## Given instruction
In the listing below, find every line containing "enough" and copy it out.

## Source data
— BEGIN —

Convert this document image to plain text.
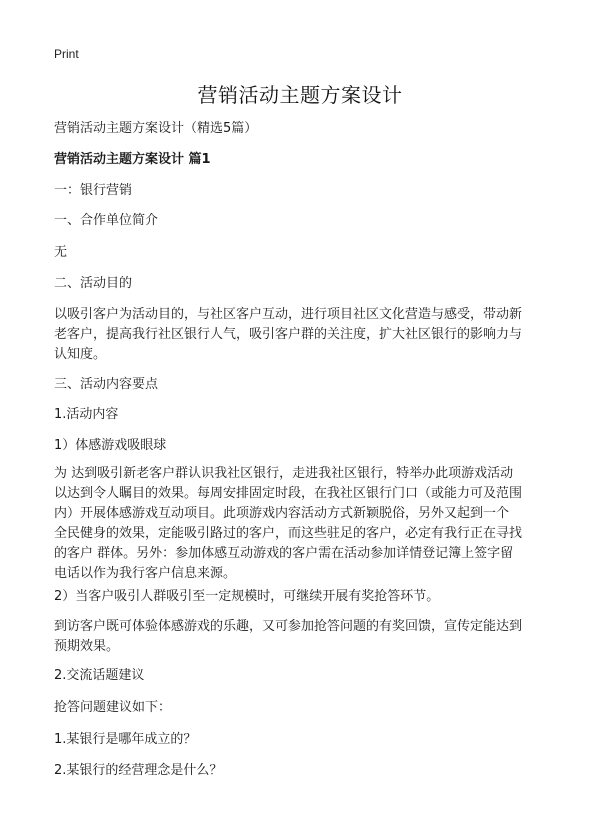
Print
营销活动主题方案设计
营销活动主题方案设计（精选5篇）
营销活动主题方案设计 篇1
一：银行营销
一、合作单位简介
无
二、活动目的
以吸引客户为活动目的，与社区客户互动，进行项目社区文化营造与感受，带动新
老客户，提高我行社区银行人气，吸引客户群的关注度，扩大社区银行的影响力与
认知度。
三、活动内容要点
1.活动内容
1）体感游戏吸眼球
为 达到吸引新老客户群认识我社区银行，走进我社区银行，特举办此项游戏活动
以达到令人瞩目的效果。每周安排固定时段，在我社区银行门口（或能力可及范围
内）开展体感游戏互动项目。此项游戏内容活动方式新颖脱俗，另外又起到一个
全民健身的效果，定能吸引路过的客户，而这些驻足的客户，必定有我行正在寻找
的客户 群体。另外：参加体感互动游戏的客户需在活动参加详情登记簿上签字留
电话以作为我行客户信息来源。
2）当客户吸引人群吸引至一定规模时，可继续开展有奖抢答环节。
到访客户既可体验体感游戏的乐趣，又可参加抢答问题的有奖回馈，宣传定能达到
预期效果。
2.交流话题建议
抢答问题建议如下：
1.某银行是哪年成立的？
2.某银行的经营理念是什么？
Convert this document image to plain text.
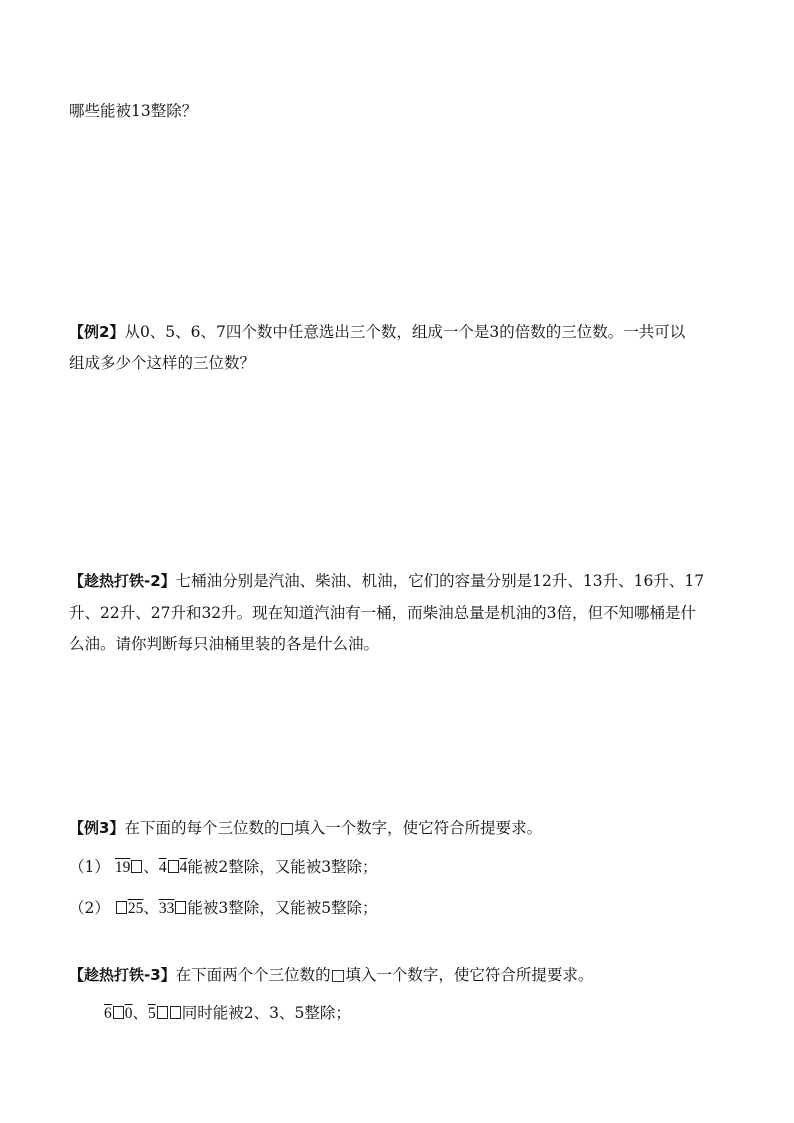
哪些能被13整除？
【例2】从0、5、6、7四个数中任意选出三个数，组成一个是3的倍数的三位数。一共可以
组成多少个这样的三位数？
【趁热打铁-2】七桶油分别是汽油、柴油、机油，它们的容量分别是12升、13升、16升、17
升、22升、27升和32升。现在知道汽油有一桶，而柴油总量是机油的3倍，但不知哪桶是什
么油。请你判断每只油桶里装的各是什么油。
【例3】在下面的每个三位数的□填入一个数字，使它符合所提要求。
（1） 19 、4 4能被2整除，又能被3整除；
（2） 25、33 能被3整除，又能被5整除；
【趁热打铁-3】在下面两个个三位数的□填入一个数字，使它符合所提要求。
6 0、5 同时能被2、3、5整除；
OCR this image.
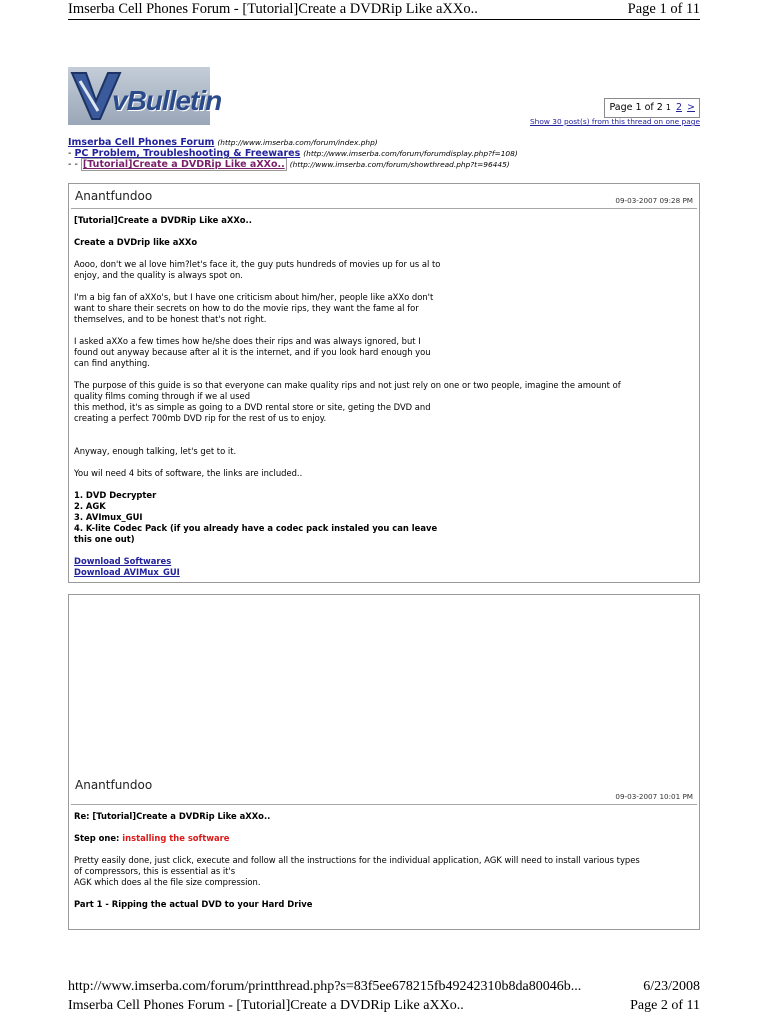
Imserba Cell Phones Forum - [Tutorial]Create a DVDRip Like aXXo..	Page 1 of 11
vBulletin	Page 1 of 2 1 2 >
Show 30 post(s) from this thread on one page
Imserba Cell Phones Forum (http://www.imserba.com/forum/index.php)
- PC Problem, Troubleshooting & Freewares (http://www.imserba.com/forum/forumdisplay.php?f=108)
- - [Tutorial]Create a DVDRip Like aXXo.. (http://www.imserba.com/forum/showthread.php?t=96445)
Anantfundoo	09-03-2007 09:28 PM

[Tutorial]Create a DVDRip Like aXXo..

Create a DVDrip like aXXo

Aooo, don't we al love him?let's face it, the guy puts hundreds of movies up for us al to
enjoy, and the quality is always spot on.

I'm a big fan of aXXo's, but I have one criticism about him/her, people like aXXo don't
want to share their secrets on how to do the movie rips, they want the fame al for
themselves, and to be honest that's not right.

I asked aXXo a few times how he/she does their rips and was always ignored, but I
found out anyway because after al it is the internet, and if you look hard enough you
can find anything.

The purpose of this guide is so that everyone can make quality rips and not just rely on one or two people, imagine the amount of
quality films coming through if we al used
this method, it's as simple as going to a DVD rental store or site, geting the DVD and
creating a perfect 700mb DVD rip for the rest of us to enjoy.

Anyway, enough talking, let's get to it.

You wil need 4 bits of software, the links are included..

1. DVD Decrypter
2. AGK
3. AVImux_GUI
4. K-lite Codec Pack (if you already have a codec pack instaled you can leave
this one out)

Download Softwares

Download AVIMux_GUI

Anantfundoo
09-03-2007 10:01 PM

Re: [Tutorial]Create a DVDRip Like aXXo..

Step one: installing the software

Pretty easily done, just click, execute and follow all the instructions for the individual application, AGK will need to install various types
of compressors, this is essential as it's
AGK which does al the file size compression.

Part 1 - Ripping the actual DVD to your Hard Drive

http://www.imserba.com/forum/printthread.php?s=83f5ee678215fb49242310b8da80046b...	6/23/2008
Imserba Cell Phones Forum - [Tutorial]Create a DVDRip Like aXXo..	Page 2 of 11
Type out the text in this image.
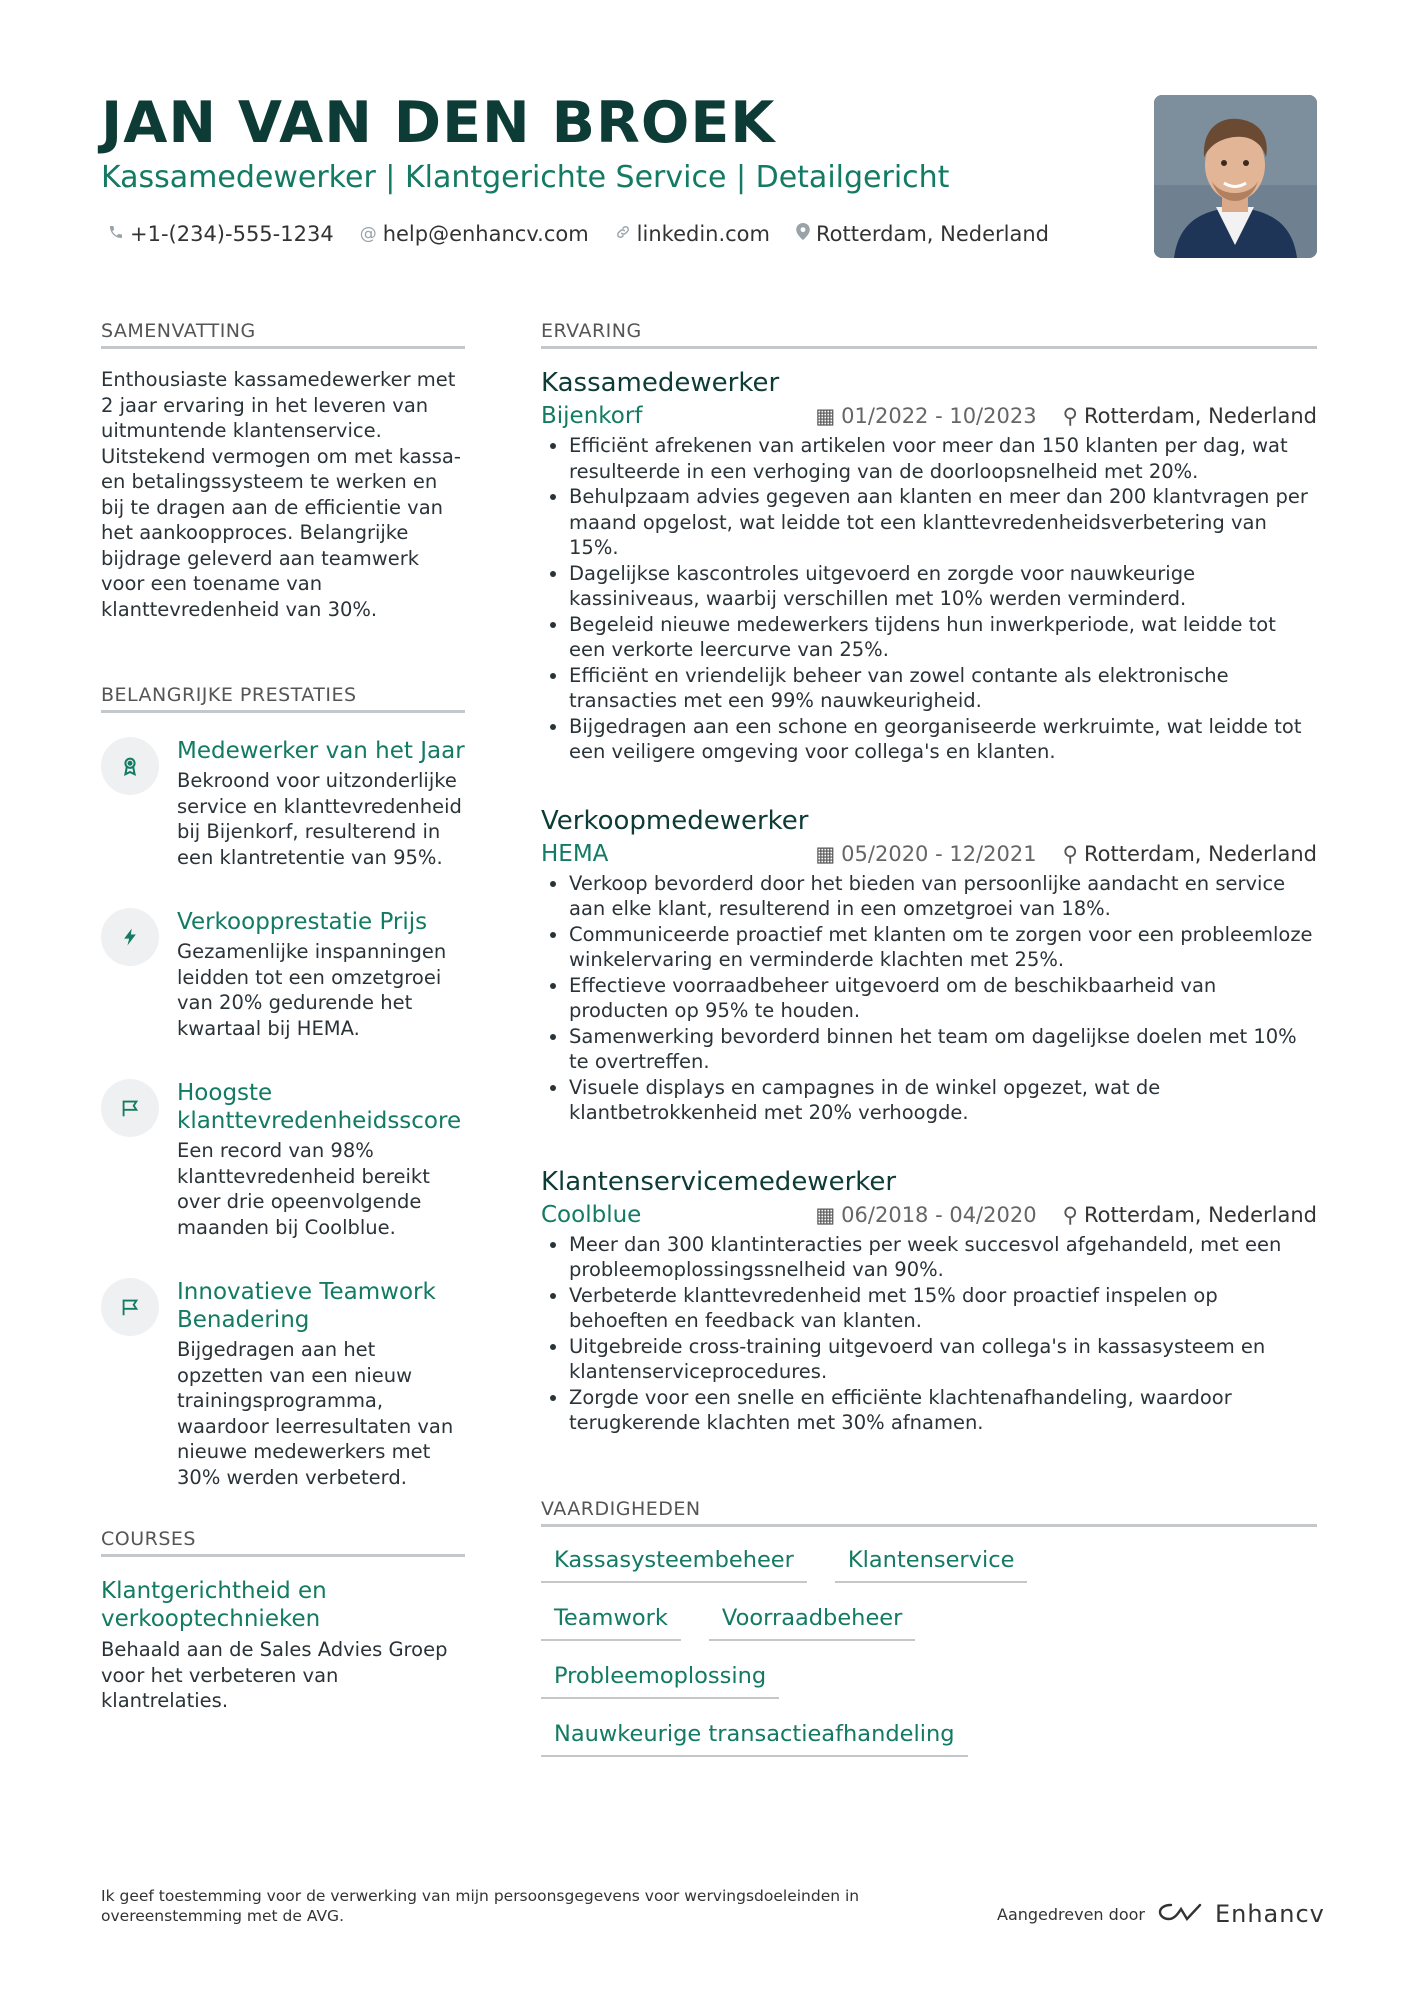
JAN VAN DEN BROEK
Kassamedewerker | Klantgerichte Service | Detailgericht
+1-(234)-555-1234 @ help@enhancv.com linkedin.com Rotterdam, Nederland
SAMENVATTING
Enthousiaste kassamedewerker met 2 jaar ervaring in het leveren van uitmuntende klantenservice. Uitstekend vermogen om met kassa- en betalingssysteem te werken en bij te dragen aan de efficientie van het aankoopproces. Belangrijke bijdrage geleverd aan teamwerk voor een toename van klanttevredenheid van 30%.
BELANGRIJKE PRESTATIES
Medewerker van het Jaar
Bekroond voor uitzonderlijke service en klanttevredenheid bij Bijenkorf, resulterend in een klantretentie van 95%.
Verkoopprestatie Prijs
Gezamenlijke inspanningen leidden tot een omzetgroei van 20% gedurende het kwartaal bij HEMA.
Hoogste klanttevredenheidsscore
Een record van 98% klanttevredenheid bereikt over drie opeenvolgende maanden bij Coolblue.
Innovatieve Teamwork Benadering
Bijgedragen aan het opzetten van een nieuw trainingsprogramma, waardoor leerresultaten van nieuwe medewerkers met 30% werden verbeterd.
COURSES
Klantgerichtheid en verkooptechnieken
Behaald aan de Sales Advies Groep voor het verbeteren van klantrelaties.
ERVARING
Kassamedewerker
Bijenkorf	▦ 01/2022 - 10/2023 ⚲ Rotterdam, Nederland
• Efficiënt afrekenen van artikelen voor meer dan 150 klanten per dag, wat resulteerde in een verhoging van de doorloopsnelheid met 20%.
• Behulpzaam advies gegeven aan klanten en meer dan 200 klantvragen per maand opgelost, wat leidde tot een klanttevredenheidsverbetering van 15%.
• Dagelijkse kascontroles uitgevoerd en zorgde voor nauwkeurige kassiniveaus, waarbij verschillen met 10% werden verminderd.
• Begeleid nieuwe medewerkers tijdens hun inwerkperiode, wat leidde tot een verkorte leercurve van 25%.
• Efficiënt en vriendelijk beheer van zowel contante als elektronische transacties met een 99% nauwkeurigheid.
• Bijgedragen aan een schone en georganiseerde werkruimte, wat leidde tot een veiligere omgeving voor collega's en klanten.
Verkoopmedewerker
HEMA	▦ 05/2020 - 12/2021 ⚲ Rotterdam, Nederland
• Verkoop bevorderd door het bieden van persoonlijke aandacht en service aan elke klant, resulterend in een omzetgroei van 18%.
• Communiceerde proactief met klanten om te zorgen voor een probleemloze winkelervaring en verminderde klachten met 25%.
• Effectieve voorraadbeheer uitgevoerd om de beschikbaarheid van producten op 95% te houden.
• Samenwerking bevorderd binnen het team om dagelijkse doelen met 10% te overtreffen.
• Visuele displays en campagnes in de winkel opgezet, wat de klantbetrokkenheid met 20% verhoogde.
Klantenservicemedewerker
Coolblue	▦ 06/2018 - 04/2020 ⚲ Rotterdam, Nederland
• Meer dan 300 klantinteracties per week succesvol afgehandeld, met een probleemoplossingssnelheid van 90%.
• Verbeterde klanttevredenheid met 15% door proactief inspelen op behoeften en feedback van klanten.
• Uitgebreide cross-training uitgevoerd van collega's in kassasysteem en klantenserviceprocedures.
• Zorgde voor een snelle en efficiënte klachtenafhandeling, waardoor terugkerende klachten met 30% afnamen.
VAARDIGHEDEN
Kassasysteembeheer	Klantenservice
Teamwork	Voorraadbeheer
Probleemoplossing
Nauwkeurige transactieafhandeling
Ik geef toestemming voor de verwerking van mijn persoonsgegevens voor wervingsdoeleinden in overeenstemming met de AVG.	Aangedreven door	Enhancv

— END —

## Solved exercise
found out anyway because after al it is the internet, and if you look hard enough you
Anyway, enough talking, let's get to it.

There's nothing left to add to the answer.